▶ Problem
Search the entries for the word "North" and pull out each line that has it.

▶ Given records
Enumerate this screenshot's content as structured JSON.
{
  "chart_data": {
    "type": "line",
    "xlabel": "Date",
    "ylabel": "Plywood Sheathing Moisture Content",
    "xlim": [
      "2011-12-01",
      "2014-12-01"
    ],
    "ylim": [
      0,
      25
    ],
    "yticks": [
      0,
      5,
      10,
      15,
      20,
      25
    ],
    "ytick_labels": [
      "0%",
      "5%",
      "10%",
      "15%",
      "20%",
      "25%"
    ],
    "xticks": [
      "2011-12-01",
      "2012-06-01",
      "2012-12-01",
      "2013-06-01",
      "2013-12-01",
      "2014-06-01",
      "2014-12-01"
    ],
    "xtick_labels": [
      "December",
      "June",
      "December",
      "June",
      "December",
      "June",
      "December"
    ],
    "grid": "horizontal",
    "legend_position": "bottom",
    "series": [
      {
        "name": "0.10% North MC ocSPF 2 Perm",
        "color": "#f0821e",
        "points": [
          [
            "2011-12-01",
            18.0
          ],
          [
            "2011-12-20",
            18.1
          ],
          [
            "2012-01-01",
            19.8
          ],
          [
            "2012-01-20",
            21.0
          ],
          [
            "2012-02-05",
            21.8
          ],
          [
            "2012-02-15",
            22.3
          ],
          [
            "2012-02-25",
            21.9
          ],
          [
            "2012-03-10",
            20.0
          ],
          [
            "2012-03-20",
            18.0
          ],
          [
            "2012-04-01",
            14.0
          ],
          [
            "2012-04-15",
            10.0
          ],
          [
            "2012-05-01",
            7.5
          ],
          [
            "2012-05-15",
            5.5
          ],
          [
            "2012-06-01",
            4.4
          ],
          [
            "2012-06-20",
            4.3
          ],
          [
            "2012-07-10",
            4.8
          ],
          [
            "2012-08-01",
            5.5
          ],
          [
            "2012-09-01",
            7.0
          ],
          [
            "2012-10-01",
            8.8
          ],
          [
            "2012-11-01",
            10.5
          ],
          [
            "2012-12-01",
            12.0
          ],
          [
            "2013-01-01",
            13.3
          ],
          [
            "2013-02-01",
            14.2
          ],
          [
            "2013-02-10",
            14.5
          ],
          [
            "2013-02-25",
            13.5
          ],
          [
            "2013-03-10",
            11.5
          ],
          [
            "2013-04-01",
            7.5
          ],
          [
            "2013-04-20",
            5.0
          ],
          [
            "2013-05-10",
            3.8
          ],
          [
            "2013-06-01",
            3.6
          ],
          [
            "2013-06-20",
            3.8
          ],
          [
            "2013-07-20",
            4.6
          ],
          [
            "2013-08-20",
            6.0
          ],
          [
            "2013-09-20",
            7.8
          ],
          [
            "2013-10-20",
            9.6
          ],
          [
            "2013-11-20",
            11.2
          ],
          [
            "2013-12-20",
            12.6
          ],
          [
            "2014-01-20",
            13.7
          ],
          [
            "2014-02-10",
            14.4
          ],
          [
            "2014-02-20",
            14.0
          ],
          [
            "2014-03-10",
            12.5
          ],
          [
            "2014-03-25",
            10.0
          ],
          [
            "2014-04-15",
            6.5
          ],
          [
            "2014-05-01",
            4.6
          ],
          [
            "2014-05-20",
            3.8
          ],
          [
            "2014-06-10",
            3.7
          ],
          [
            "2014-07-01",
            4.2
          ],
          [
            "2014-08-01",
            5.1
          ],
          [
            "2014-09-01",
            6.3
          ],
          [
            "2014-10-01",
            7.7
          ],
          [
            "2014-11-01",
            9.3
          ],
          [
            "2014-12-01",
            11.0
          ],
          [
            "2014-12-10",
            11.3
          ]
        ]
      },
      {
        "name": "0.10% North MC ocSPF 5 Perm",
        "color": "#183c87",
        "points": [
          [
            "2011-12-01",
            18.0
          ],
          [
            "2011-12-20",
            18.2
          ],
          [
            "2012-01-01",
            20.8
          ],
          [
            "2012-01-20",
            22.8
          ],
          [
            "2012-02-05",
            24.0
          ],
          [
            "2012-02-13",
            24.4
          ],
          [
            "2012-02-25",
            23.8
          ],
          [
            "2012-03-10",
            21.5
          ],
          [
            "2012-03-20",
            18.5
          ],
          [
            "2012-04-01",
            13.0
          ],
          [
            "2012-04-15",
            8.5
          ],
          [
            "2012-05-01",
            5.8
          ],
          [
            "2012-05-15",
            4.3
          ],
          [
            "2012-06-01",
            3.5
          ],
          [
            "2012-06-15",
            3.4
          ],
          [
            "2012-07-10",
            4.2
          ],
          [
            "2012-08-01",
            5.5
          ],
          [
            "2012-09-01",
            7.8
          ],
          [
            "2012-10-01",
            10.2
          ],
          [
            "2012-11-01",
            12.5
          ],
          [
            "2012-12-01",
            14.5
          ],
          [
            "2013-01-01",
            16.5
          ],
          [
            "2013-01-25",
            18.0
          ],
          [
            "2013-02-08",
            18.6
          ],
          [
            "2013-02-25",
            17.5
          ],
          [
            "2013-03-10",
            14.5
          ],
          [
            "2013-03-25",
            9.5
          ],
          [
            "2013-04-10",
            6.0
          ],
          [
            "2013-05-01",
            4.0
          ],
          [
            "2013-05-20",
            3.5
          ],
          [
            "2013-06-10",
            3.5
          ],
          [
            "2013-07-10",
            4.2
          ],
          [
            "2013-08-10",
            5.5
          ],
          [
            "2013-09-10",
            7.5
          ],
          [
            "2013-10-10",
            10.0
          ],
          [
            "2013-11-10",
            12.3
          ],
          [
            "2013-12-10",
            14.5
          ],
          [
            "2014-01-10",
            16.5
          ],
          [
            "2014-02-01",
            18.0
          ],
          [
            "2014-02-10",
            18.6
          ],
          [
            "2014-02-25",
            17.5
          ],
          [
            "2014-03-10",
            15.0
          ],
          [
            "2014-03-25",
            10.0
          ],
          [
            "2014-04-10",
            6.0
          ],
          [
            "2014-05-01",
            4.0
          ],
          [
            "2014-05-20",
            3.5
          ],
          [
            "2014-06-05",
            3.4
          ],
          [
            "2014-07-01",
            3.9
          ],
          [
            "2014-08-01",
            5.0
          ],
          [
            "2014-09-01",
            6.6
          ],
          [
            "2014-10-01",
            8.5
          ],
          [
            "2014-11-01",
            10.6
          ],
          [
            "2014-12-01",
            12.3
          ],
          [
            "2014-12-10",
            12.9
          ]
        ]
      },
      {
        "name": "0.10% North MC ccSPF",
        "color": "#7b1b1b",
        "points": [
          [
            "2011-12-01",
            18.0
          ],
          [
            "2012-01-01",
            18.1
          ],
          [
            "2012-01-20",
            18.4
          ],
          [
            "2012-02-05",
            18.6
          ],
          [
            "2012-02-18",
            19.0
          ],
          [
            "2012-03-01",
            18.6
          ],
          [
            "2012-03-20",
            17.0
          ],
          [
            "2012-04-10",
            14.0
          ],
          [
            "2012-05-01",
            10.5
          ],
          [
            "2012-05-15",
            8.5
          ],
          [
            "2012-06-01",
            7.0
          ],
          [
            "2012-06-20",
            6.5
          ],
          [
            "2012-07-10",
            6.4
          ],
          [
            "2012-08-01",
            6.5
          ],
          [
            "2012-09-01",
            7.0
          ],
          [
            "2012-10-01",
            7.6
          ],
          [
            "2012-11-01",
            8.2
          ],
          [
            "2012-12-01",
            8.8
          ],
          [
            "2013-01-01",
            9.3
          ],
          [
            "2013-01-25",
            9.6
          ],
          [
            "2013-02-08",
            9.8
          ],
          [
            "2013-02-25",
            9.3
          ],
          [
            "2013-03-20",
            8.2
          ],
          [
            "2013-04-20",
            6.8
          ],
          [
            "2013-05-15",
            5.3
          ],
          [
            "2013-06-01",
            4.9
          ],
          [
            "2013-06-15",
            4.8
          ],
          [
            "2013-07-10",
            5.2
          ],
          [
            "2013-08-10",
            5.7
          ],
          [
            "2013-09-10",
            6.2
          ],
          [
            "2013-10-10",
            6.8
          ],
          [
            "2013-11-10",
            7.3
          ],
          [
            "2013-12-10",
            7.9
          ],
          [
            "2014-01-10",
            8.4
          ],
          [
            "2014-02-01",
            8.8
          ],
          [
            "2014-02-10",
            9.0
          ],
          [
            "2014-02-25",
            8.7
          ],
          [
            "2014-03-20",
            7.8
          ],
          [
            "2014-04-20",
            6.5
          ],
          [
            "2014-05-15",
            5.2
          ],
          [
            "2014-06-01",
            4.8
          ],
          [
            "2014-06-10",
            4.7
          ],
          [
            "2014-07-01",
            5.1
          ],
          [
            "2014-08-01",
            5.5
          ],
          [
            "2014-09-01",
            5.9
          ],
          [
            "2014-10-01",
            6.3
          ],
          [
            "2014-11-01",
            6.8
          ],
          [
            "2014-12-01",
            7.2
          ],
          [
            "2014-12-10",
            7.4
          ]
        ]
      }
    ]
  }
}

▶ Worked answer
        "name": "0.10% North MC ocSPF 2 Perm",
        "name": "0.10% North MC ocSPF 5 Perm",
        "name": "0.10% North MC ccSPF",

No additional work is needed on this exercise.